Stored data
— Begin —

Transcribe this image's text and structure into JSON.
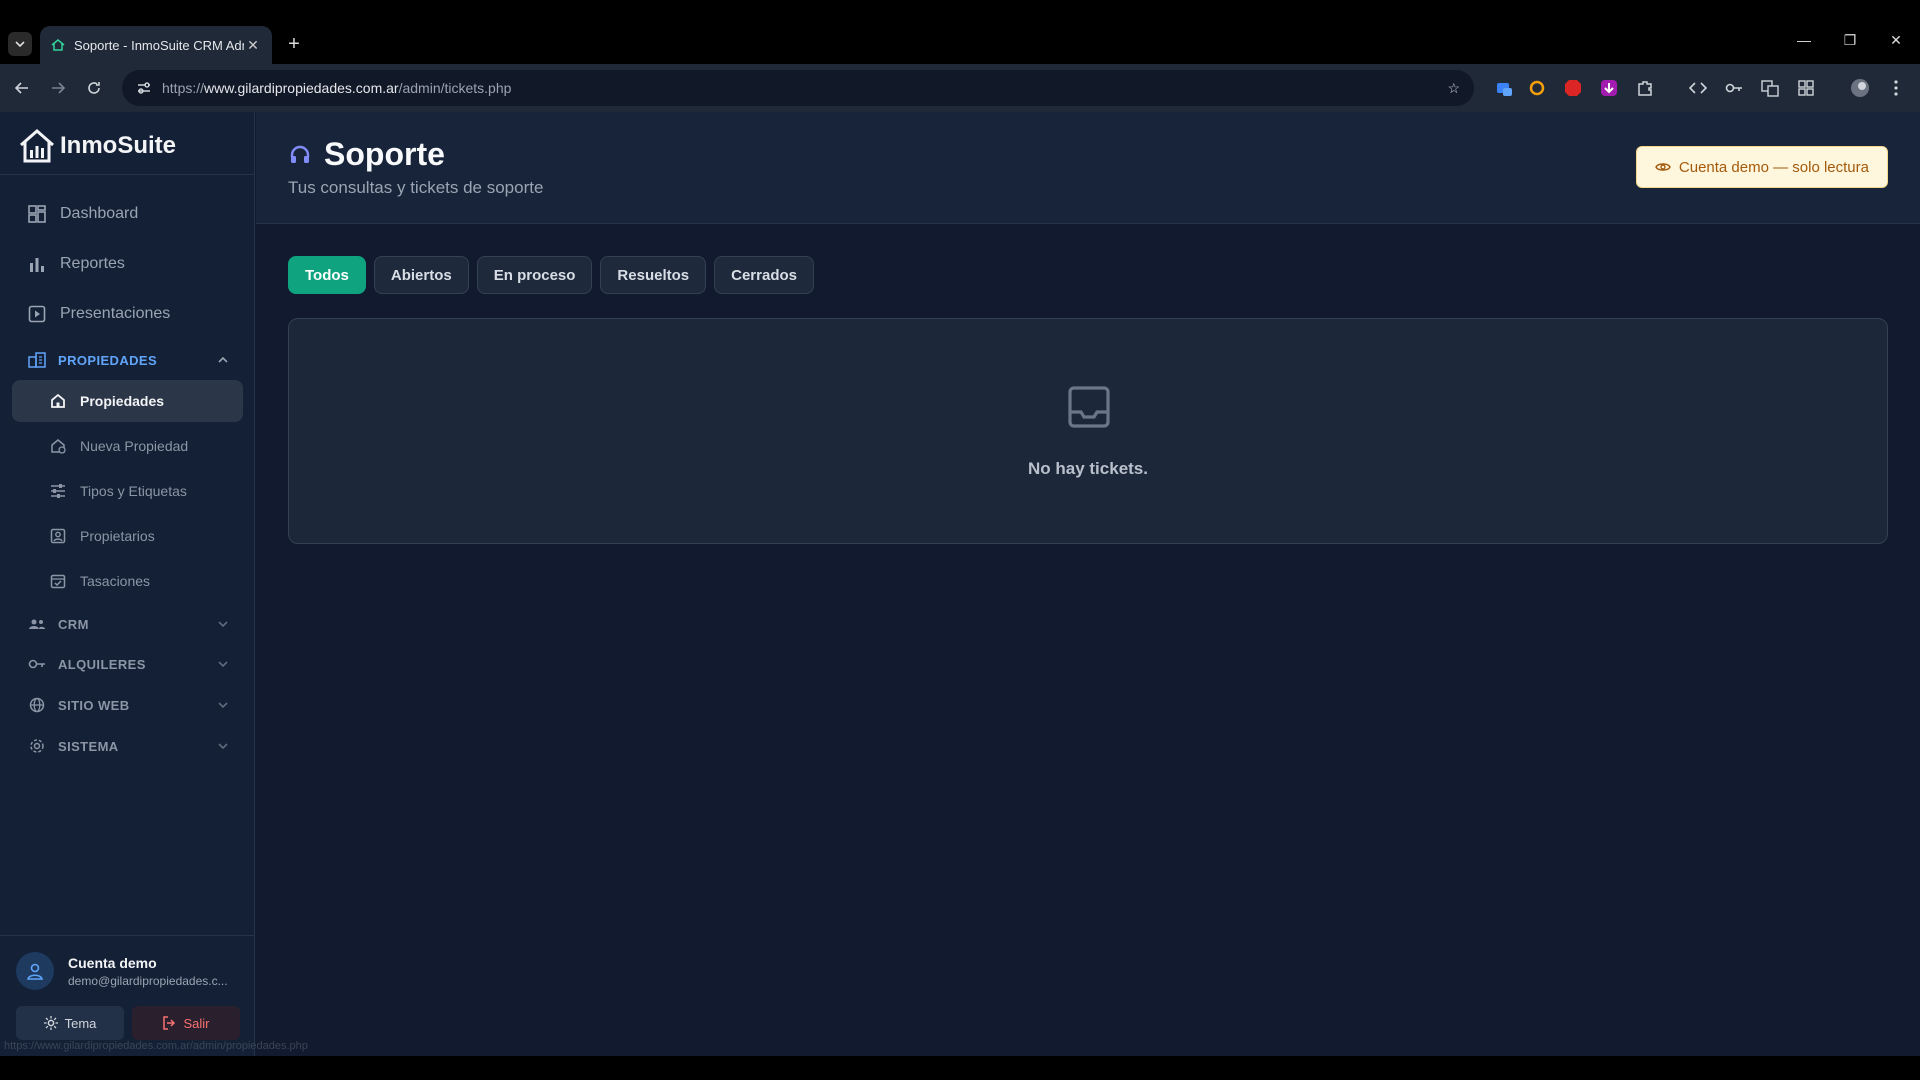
{
  "browser": {
    "tab_title": "Soporte - InmoSuite CRM Adm",
    "url_scheme": "https://",
    "url_host": "www.gilardipropiedades.com.ar",
    "url_path": "/admin/tickets.php"
  },
  "sidebar": {
    "brand": "InmoSuite",
    "main": [
      {
        "label": "Dashboard",
        "icon": "grid-icon"
      },
      {
        "label": "Reportes",
        "icon": "bar-chart-icon"
      },
      {
        "label": "Presentaciones",
        "icon": "play-square-icon"
      }
    ],
    "sections": {
      "propiedades": "PROPIEDADES",
      "crm": "CRM",
      "alquileres": "ALQUILERES",
      "sitio_web": "SITIO WEB",
      "sistema": "SISTEMA"
    },
    "propiedades_items": [
      {
        "label": "Propiedades"
      },
      {
        "label": "Nueva Propiedad"
      },
      {
        "label": "Tipos y Etiquetas"
      },
      {
        "label": "Propietarios"
      },
      {
        "label": "Tasaciones"
      }
    ],
    "user": {
      "name": "Cuenta demo",
      "email": "demo@gilardipropiedades.c..."
    },
    "theme_label": "Tema",
    "exit_label": "Salir",
    "status_url": "https://www.gilardipropiedades.com.ar/admin/propiedades.php"
  },
  "header": {
    "title": "Soporte",
    "subtitle": "Tus consultas y tickets de soporte",
    "demo_badge": "Cuenta demo — solo lectura"
  },
  "filters": [
    {
      "label": "Todos",
      "active": true
    },
    {
      "label": "Abiertos"
    },
    {
      "label": "En proceso"
    },
    {
      "label": "Resueltos"
    },
    {
      "label": "Cerrados"
    }
  ],
  "empty_state": {
    "message": "No hay tickets.",
    "icon": "inbox-icon"
  },
  "colors": {
    "accent": "#10a37f",
    "section_open": "#60a5fa",
    "badge_text": "#a35a0c"
  }
}
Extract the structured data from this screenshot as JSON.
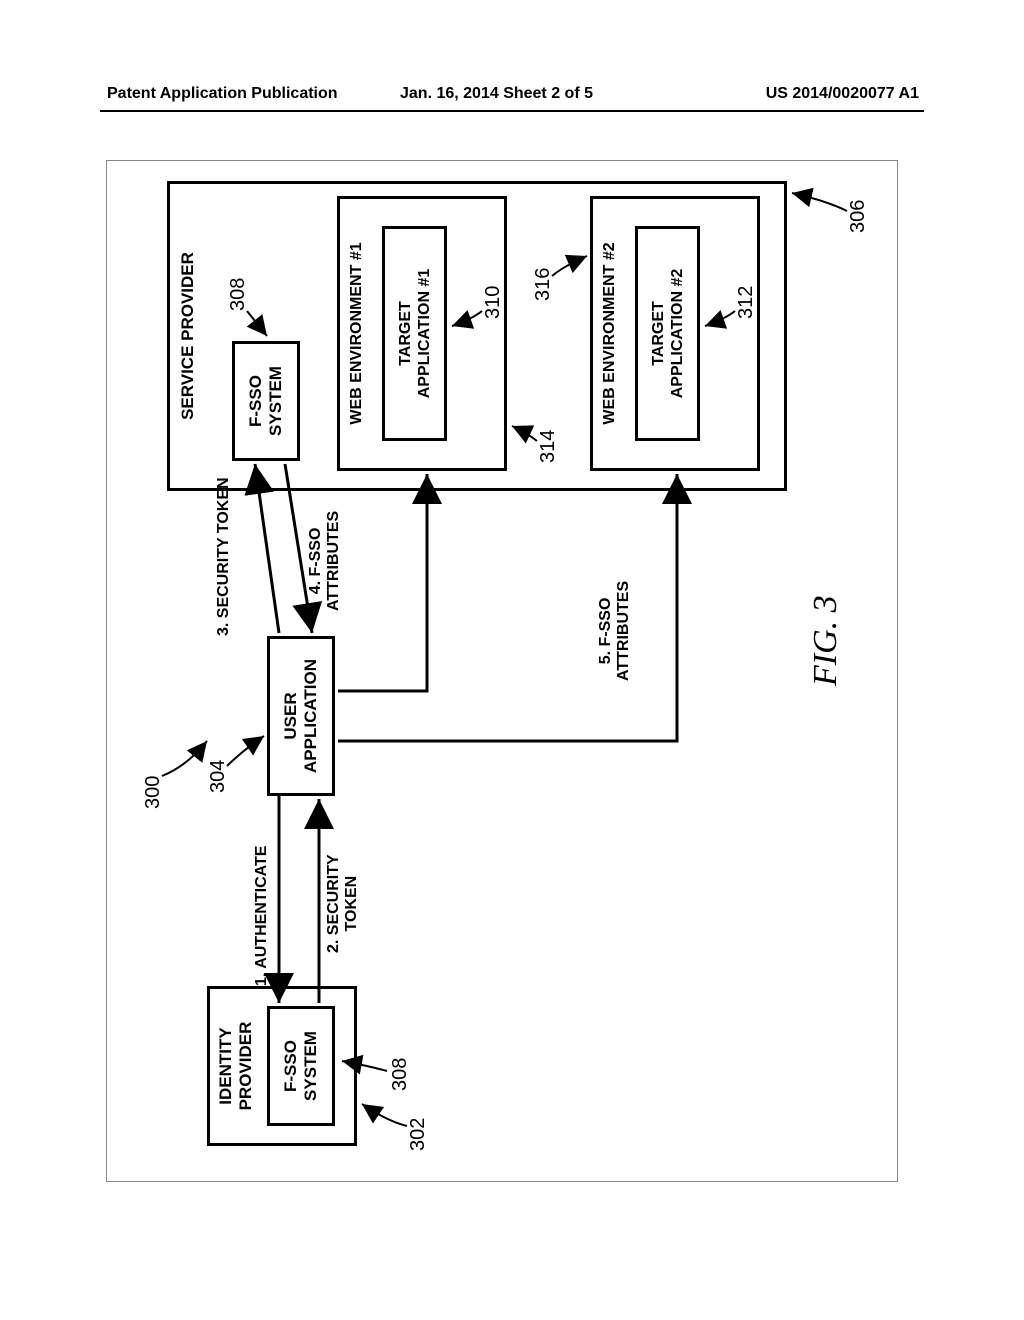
{
  "header": {
    "left": "Patent Application Publication",
    "center": "Jan. 16, 2014  Sheet 2 of 5",
    "right": "US 2014/0020077 A1"
  },
  "figure_label": "FIG. 3",
  "refs": {
    "r300": "300",
    "r302": "302",
    "r304": "304",
    "r306": "306",
    "r308a": "308",
    "r308b": "308",
    "r310": "310",
    "r312": "312",
    "r314": "314",
    "r316": "316"
  },
  "boxes": {
    "identity_provider": "IDENTITY\nPROVIDER",
    "fsso_idp": "F-SSO\nSYSTEM",
    "user_app": "USER\nAPPLICATION",
    "service_provider": "SERVICE PROVIDER",
    "fsso_sp": "F-SSO\nSYSTEM",
    "webenv1": "WEB ENVIRONMENT #1",
    "target1": "TARGET\nAPPLICATION #1",
    "webenv2": "WEB ENVIRONMENT #2",
    "target2": "TARGET\nAPPLICATION #2"
  },
  "arrows": {
    "a1": "1. AUTHENTICATE",
    "a2": "2. SECURITY\nTOKEN",
    "a3": "3. SECURITY TOKEN",
    "a4": "4. F-SSO\nATTRIBUTES",
    "a5": "5. F-SSO\nATTRIBUTES"
  }
}
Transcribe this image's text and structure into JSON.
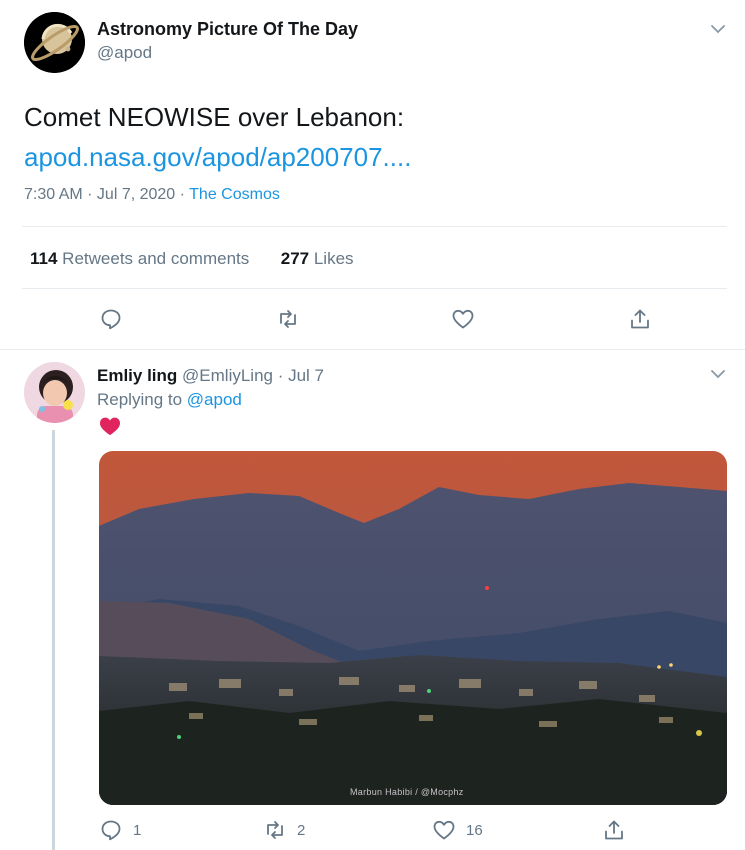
{
  "main_tweet": {
    "author_name": "Astronomy Picture Of The Day",
    "author_handle": "@apod",
    "text": "Comet NEOWISE over Lebanon:",
    "link": "apod.nasa.gov/apod/ap200707....",
    "time": "7:30 AM · Jul 7, 2020 · ",
    "source": "The Cosmos",
    "retweets_count": "114",
    "retweets_label": "Retweets and comments",
    "likes_count": "277",
    "likes_label": "Likes",
    "actions": [
      "reply-icon",
      "retweet-icon",
      "like-icon",
      "share-icon"
    ]
  },
  "reply": {
    "author_name": "Emliy ling",
    "author_handle_date": "@EmliyLing · Jul 7",
    "replying_prefix": "Replying to ",
    "replying_to": "@apod",
    "emoji": "heart",
    "photo_credit": "Marbun Habibi / @Mocphz",
    "reply_count": "1",
    "retweet_count": "2",
    "like_count": "16",
    "colors": {
      "heart": "#e0245e",
      "sky": "#b85a3f",
      "mountains": "#46506e"
    }
  },
  "colors": {
    "link": "#1b95e0",
    "muted": "#657786",
    "text": "#14171a",
    "divider": "#e6ecf0"
  }
}
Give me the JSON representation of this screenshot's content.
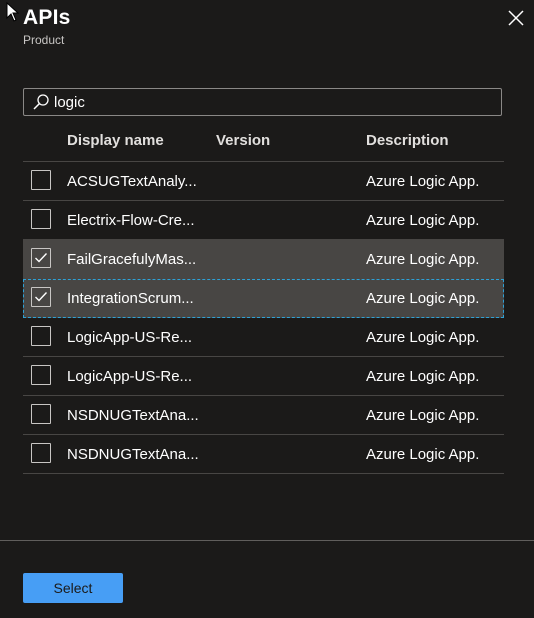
{
  "panel": {
    "title": "APIs",
    "subtitle": "Product"
  },
  "search": {
    "value": "logic"
  },
  "table": {
    "columns": [
      "Display name",
      "Version",
      "Description"
    ],
    "rows": [
      {
        "name": "ACSUGTextAnaly...",
        "version": "",
        "description": "Azure Logic App.",
        "checked": false
      },
      {
        "name": "Electrix-Flow-Cre...",
        "version": "",
        "description": "Azure Logic App.",
        "checked": false
      },
      {
        "name": "FailGracefulyMas...",
        "version": "",
        "description": "Azure Logic App.",
        "checked": true
      },
      {
        "name": "IntegrationScrum...",
        "version": "",
        "description": "Azure Logic App.",
        "checked": true
      },
      {
        "name": "LogicApp-US-Re...",
        "version": "",
        "description": "Azure Logic App.",
        "checked": false
      },
      {
        "name": "LogicApp-US-Re...",
        "version": "",
        "description": "Azure Logic App.",
        "checked": false
      },
      {
        "name": "NSDNUGTextAna...",
        "version": "",
        "description": "Azure Logic App.",
        "checked": false
      },
      {
        "name": "NSDNUGTextAna...",
        "version": "",
        "description": "Azure Logic App.",
        "checked": false
      }
    ]
  },
  "footer": {
    "select_label": "Select"
  },
  "icons": {
    "cursor": "mouse-pointer-icon",
    "close": "close-icon",
    "search": "search-icon",
    "check": "checkmark-icon"
  },
  "colors": {
    "background": "#1b1a19",
    "selected_row": "#484644",
    "focus_outline": "#2ea1d6",
    "primary_button": "#479ef5"
  }
}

— End —

_TO BE DONE_
Above are the records. Identify each line that contains the word "TARGET".

_CORRECT RESPONSE_
    "target1": "TARGET\nAPPLICATION #1",
    "target2": "TARGET\nAPPLICATION #2"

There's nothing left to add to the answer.